● **GIVEN TEXT**
At least until one of our most enthusiastic participant was asked about a swollen bump on his arm by his mother.Of course the idiot couldn’t have worn a long sleeve or said he got a “bite.”
Nope , he folded under questioning and phones started ringing as mothers started looking for the bad kid to blame.
“The good old days.”
About the only toys around when I was a kid in the 50’s were cap guns, board games like Sorry, Go to the Head of the Class, Parchesi, Monopoly, Clue, Chinese Checkers, Pick-up-Sticks, Jacks, Mr. Potato Head, Lincoln Logs, Erector Sets, train sets. My brother had a BB-gun and shot me in the leg with it. All it did was sting.
My brother was three when they took his tonsils out. My mother said he bit the doctor.
LOL!! We did that too. We used to use a magnifying glass on ants, and watch them burn up. Remember those black discs that you'd light with a lighter or match, and they turned into long coils like a snake?
Well, I got a woodburning kit as a gift. After convincingly demonstrating my complete lack of talent in anything that could be even remotely considered as artistic pursuits, I managed to convert the woodburning tool into a soldering iron.

● **WHAT TO DO**
**1)** According to the text on childhood memories, how old was the brother when his tonsils were taken out?
**2)** Using the text on childhood memories, explain why the phones started ringing.
**3)** Write the next part of the text on childhood memories, picking up after its final sentence.

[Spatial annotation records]
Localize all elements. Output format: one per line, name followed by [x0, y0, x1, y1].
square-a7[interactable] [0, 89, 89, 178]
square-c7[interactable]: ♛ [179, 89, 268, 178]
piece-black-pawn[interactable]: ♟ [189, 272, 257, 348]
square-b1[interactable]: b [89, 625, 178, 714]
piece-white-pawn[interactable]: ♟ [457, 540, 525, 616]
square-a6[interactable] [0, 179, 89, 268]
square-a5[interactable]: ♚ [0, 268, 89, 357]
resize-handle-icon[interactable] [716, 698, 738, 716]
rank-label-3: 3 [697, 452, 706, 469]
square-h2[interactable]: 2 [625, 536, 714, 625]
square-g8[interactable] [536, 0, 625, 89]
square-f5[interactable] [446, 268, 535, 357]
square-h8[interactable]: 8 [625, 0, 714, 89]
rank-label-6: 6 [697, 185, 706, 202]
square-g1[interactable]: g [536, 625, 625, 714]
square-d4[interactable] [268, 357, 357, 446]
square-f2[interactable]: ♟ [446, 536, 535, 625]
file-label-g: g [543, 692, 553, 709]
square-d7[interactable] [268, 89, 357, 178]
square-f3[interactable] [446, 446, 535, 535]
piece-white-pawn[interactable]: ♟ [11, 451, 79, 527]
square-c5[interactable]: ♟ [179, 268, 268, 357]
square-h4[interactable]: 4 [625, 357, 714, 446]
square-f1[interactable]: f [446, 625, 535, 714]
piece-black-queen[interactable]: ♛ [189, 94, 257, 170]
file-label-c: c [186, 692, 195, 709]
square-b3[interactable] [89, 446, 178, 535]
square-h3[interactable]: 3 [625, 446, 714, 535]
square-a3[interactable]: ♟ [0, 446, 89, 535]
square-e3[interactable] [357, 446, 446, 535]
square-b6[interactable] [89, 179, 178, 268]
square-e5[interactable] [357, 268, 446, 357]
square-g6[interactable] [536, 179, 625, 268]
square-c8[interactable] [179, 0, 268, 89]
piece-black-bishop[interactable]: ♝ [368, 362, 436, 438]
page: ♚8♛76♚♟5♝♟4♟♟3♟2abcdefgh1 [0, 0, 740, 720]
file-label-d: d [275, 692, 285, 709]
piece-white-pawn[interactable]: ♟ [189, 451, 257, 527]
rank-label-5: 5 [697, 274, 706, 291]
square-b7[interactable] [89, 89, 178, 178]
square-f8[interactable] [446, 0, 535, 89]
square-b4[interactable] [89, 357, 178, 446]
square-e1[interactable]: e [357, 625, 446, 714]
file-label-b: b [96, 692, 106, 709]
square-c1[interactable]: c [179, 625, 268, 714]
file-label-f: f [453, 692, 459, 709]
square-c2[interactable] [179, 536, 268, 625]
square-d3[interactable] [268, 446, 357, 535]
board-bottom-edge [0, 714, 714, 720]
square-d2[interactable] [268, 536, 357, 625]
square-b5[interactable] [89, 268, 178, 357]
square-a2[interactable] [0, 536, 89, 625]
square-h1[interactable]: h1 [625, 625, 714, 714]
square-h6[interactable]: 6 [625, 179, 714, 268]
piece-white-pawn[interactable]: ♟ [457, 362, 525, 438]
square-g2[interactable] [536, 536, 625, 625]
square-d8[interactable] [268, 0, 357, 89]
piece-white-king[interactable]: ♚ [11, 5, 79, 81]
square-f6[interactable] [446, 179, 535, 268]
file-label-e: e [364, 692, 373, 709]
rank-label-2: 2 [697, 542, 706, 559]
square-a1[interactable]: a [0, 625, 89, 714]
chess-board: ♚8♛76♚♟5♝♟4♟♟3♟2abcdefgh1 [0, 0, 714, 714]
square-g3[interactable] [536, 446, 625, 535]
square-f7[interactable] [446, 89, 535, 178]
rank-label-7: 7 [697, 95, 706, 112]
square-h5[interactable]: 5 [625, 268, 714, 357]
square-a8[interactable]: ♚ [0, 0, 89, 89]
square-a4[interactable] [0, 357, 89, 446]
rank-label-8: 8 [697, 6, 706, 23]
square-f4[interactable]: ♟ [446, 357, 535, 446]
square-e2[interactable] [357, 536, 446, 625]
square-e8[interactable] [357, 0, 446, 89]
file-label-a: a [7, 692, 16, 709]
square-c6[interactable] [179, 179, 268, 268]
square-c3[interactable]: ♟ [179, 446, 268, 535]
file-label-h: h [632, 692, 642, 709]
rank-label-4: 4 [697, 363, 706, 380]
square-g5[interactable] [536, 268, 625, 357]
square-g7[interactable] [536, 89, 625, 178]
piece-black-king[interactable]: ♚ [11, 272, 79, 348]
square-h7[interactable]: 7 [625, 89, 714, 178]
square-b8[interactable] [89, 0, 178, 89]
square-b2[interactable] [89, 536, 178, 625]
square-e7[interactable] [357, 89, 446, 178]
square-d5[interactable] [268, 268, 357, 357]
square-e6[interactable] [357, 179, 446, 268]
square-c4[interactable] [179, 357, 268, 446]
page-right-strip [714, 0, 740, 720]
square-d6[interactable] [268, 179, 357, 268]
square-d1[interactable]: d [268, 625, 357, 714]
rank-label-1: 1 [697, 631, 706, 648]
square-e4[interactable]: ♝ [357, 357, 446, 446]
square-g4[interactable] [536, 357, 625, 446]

● **TASK-BY-TASK OUTPUTS**
**1)** He was three.

**2)** A participant's mother asked him about a swollen bump on his arm. Instead of covering it or calling it a bite, he gave in under questioning. The mothers then began calling around to find the bad kid to blame.

**3)**
It worked better, and faster, than the ones in the school’s shop. It was better than Dad’s!
They were delicious
In a plastic-rubber-tasting way
🤣😛😂😄😝
Need 3-wheeled ATVs from ‘Diamonds Are Forever’
So the dog poops using magnets that can come loose? What kid is going to eat dog poops from two Barbie-and-Tanner sets at once?
I’m shocked that the Creepy Crawlers bug-maker didn’t wind up there - it’s way more dangerous than most of the stuff on that list.
And yet I had almost all of those late ‘80’s-’90’s toys and never got hurt once. It’s down to whose parents are dumb sh¡ts and either didn’t keep an eye on their kids who were too young for those toys or didn’t teach them basic common sense.
I had roller blade Barbie. Still do somewhere; at least her clothes.
Yep, “Snakes”, and your sidewalk or driveway had a permanent black ring on it wherever you had lit them. We lived in Illinois at the time, and the only sort of “fireworks” that were legal around the 4th were snakes, of course caps and cap guns, and smoke bombs in a variety of colors. Not exactly the makings of the most exciting 4th of July. Fortunately, we later lived in Quincy, IL, on the Mississippi River and right across from Missouri, the land of real fireworks. Around the 4th, we’d ride our bikes across the river and buy whatever we wanted, firecrackers, bottle rockets, even M-80s (though you had to look around to find those). Bottle rockets, my favorite, were cheap, sometimes as cheap as a dollar a gross (12 dozen).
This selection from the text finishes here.